### Directions:
Pictures do not belong in the copy; restate the records below word for word.

### Provided data:

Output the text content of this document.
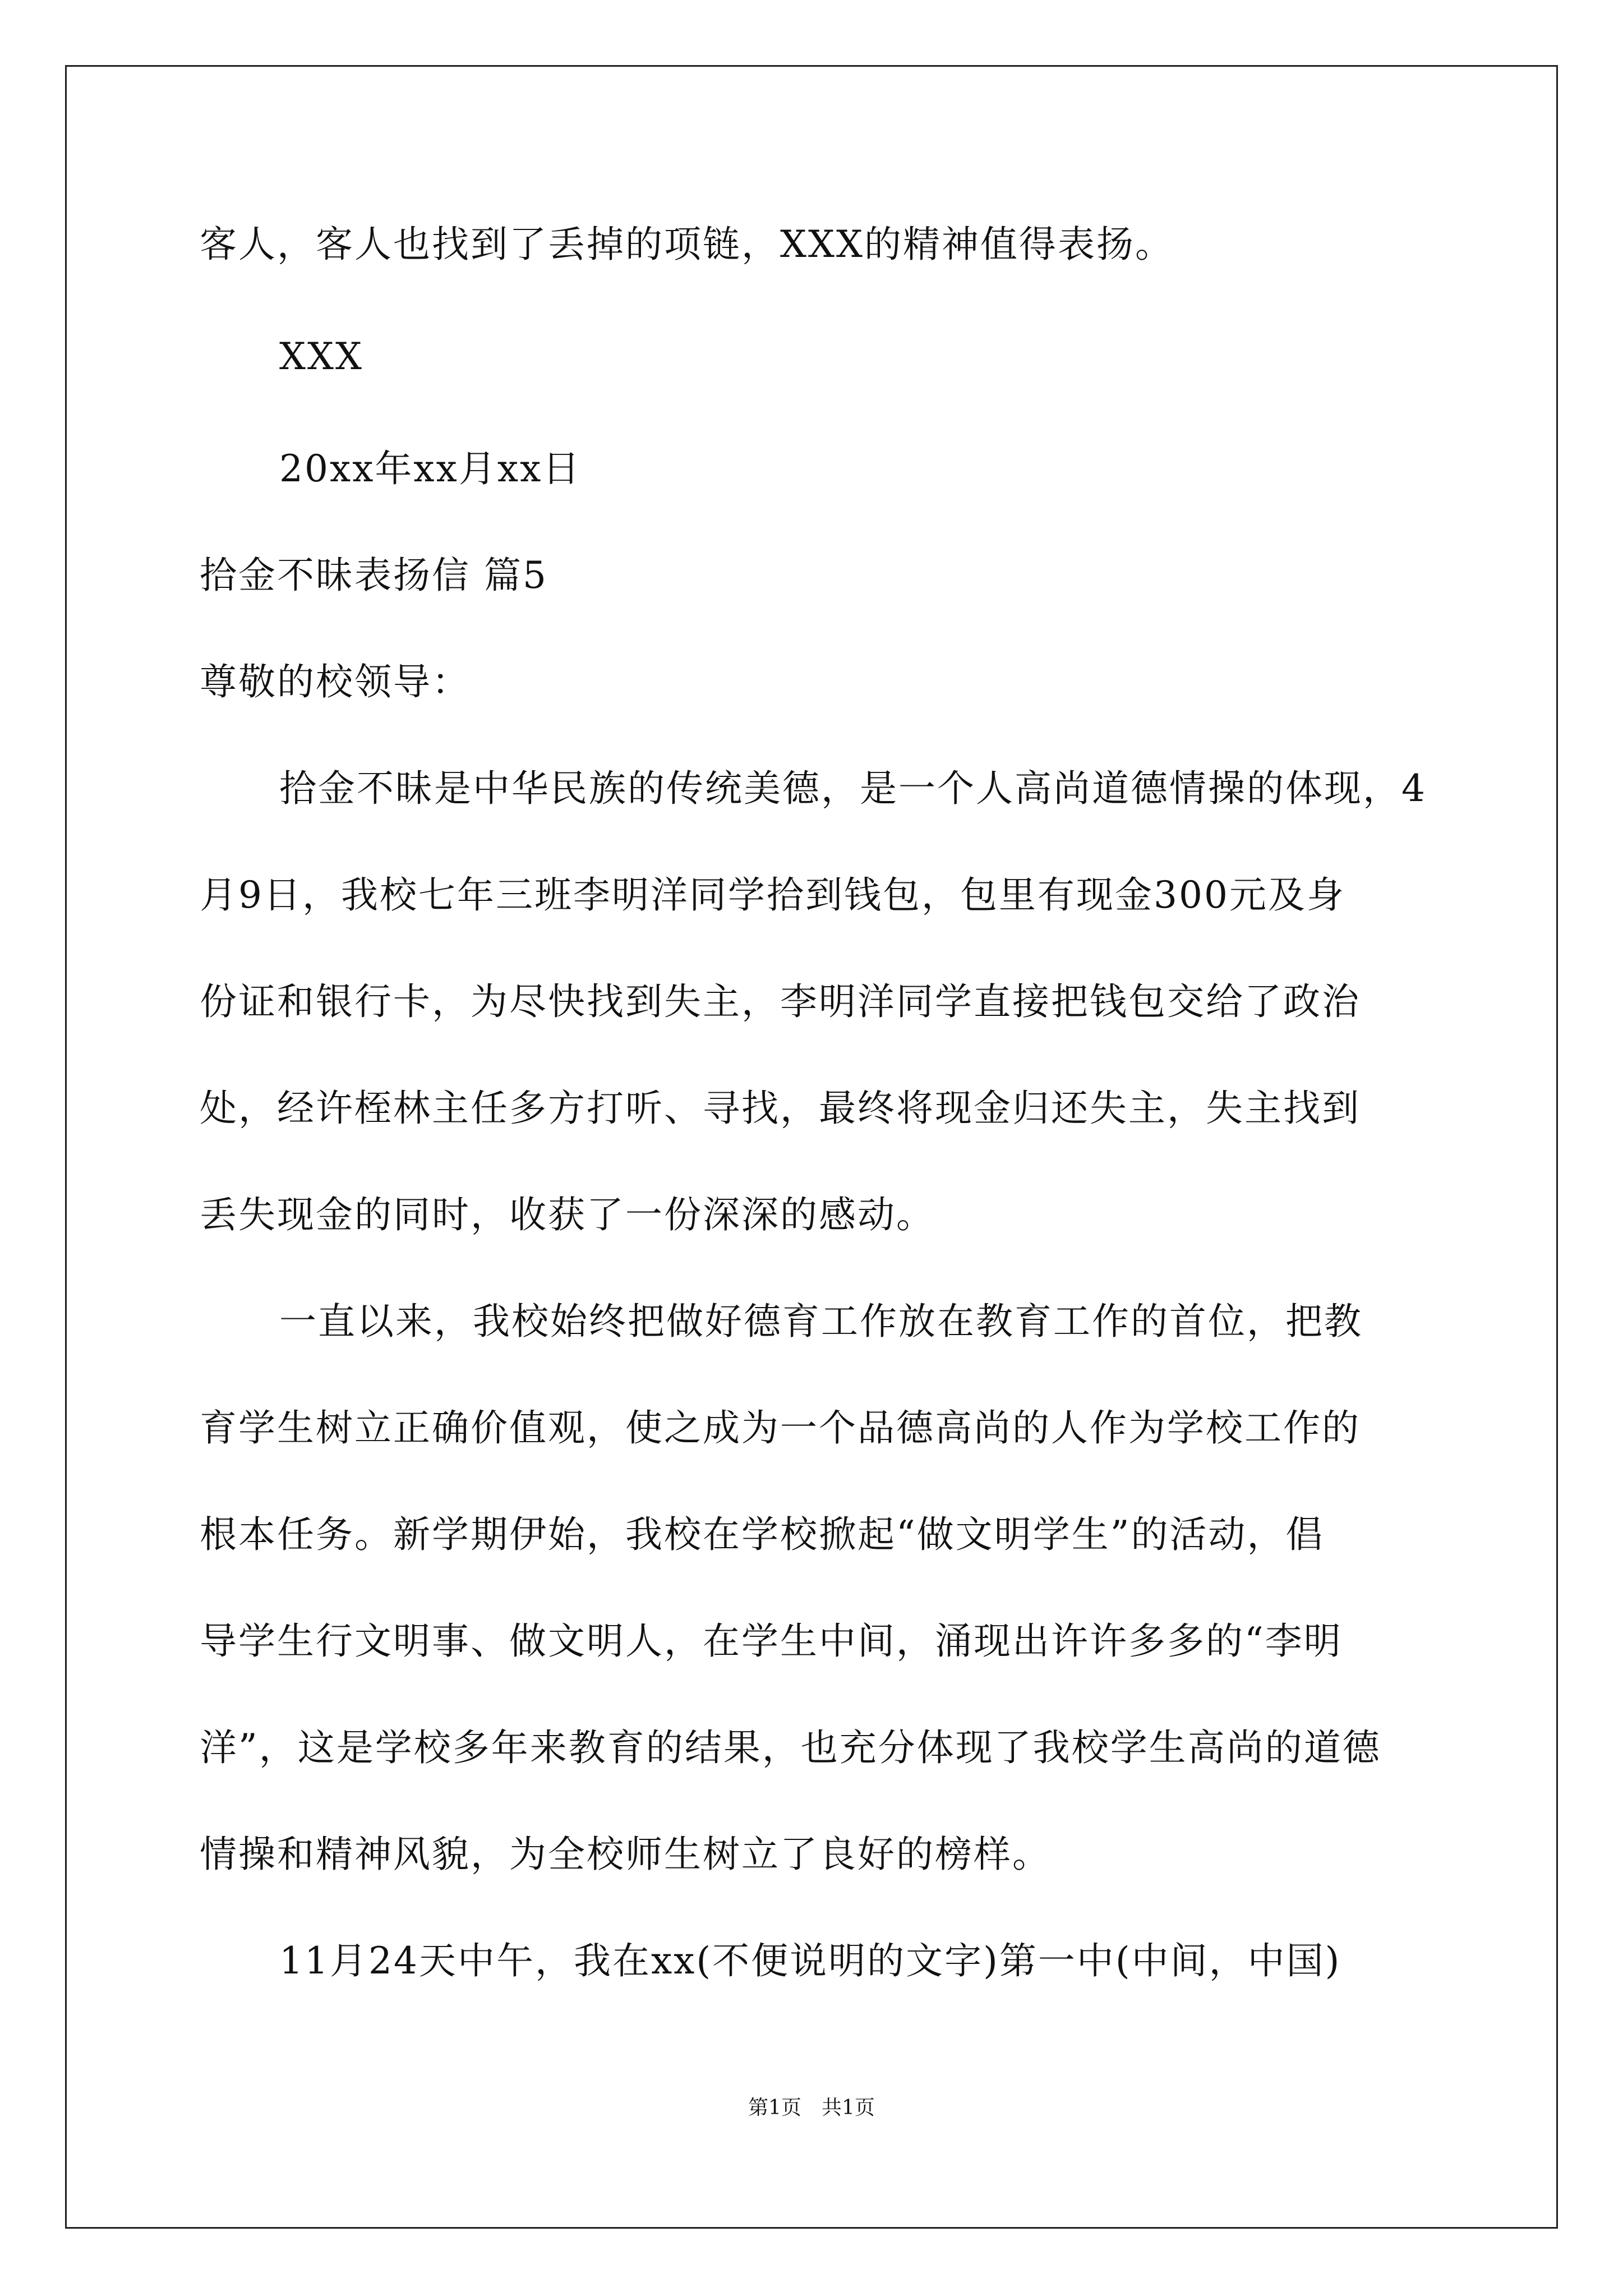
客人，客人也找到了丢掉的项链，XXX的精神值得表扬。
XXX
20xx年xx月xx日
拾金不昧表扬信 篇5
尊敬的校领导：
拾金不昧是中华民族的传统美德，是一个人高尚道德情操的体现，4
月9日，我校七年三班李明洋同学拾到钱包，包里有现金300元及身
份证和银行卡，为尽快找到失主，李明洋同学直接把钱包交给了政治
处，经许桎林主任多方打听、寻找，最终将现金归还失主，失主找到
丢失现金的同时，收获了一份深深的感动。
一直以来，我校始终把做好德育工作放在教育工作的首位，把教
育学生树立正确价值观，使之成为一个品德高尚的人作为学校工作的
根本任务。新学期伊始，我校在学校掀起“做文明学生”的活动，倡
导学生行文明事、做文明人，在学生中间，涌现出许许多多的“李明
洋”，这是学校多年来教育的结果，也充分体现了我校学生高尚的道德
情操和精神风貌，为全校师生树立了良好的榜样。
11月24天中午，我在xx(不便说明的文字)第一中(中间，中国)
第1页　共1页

### Answer below:
Output the text content of this document.
客人，客人也找到了丢掉的项链，XXX的精神值得表扬。
XXX
20xx年xx月xx日
拾金不昧表扬信 篇5
尊敬的校领导：
拾金不昧是中华民族的传统美德，是一个人高尚道德情操的体现，4
月9日，我校七年三班李明洋同学拾到钱包，包里有现金300元及身
份证和银行卡，为尽快找到失主，李明洋同学直接把钱包交给了政治
处，经许桎林主任多方打听、寻找，最终将现金归还失主，失主找到
丢失现金的同时，收获了一份深深的感动。
一直以来，我校始终把做好德育工作放在教育工作的首位，把教
育学生树立正确价值观，使之成为一个品德高尚的人作为学校工作的
根本任务。新学期伊始，我校在学校掀起“做文明学生”的活动，倡
导学生行文明事、做文明人，在学生中间，涌现出许许多多的“李明
洋”，这是学校多年来教育的结果，也充分体现了我校学生高尚的道德
情操和精神风貌，为全校师生树立了良好的榜样。
11月24天中午，我在xx(不便说明的文字)第一中(中间，中国)
第1页　共1页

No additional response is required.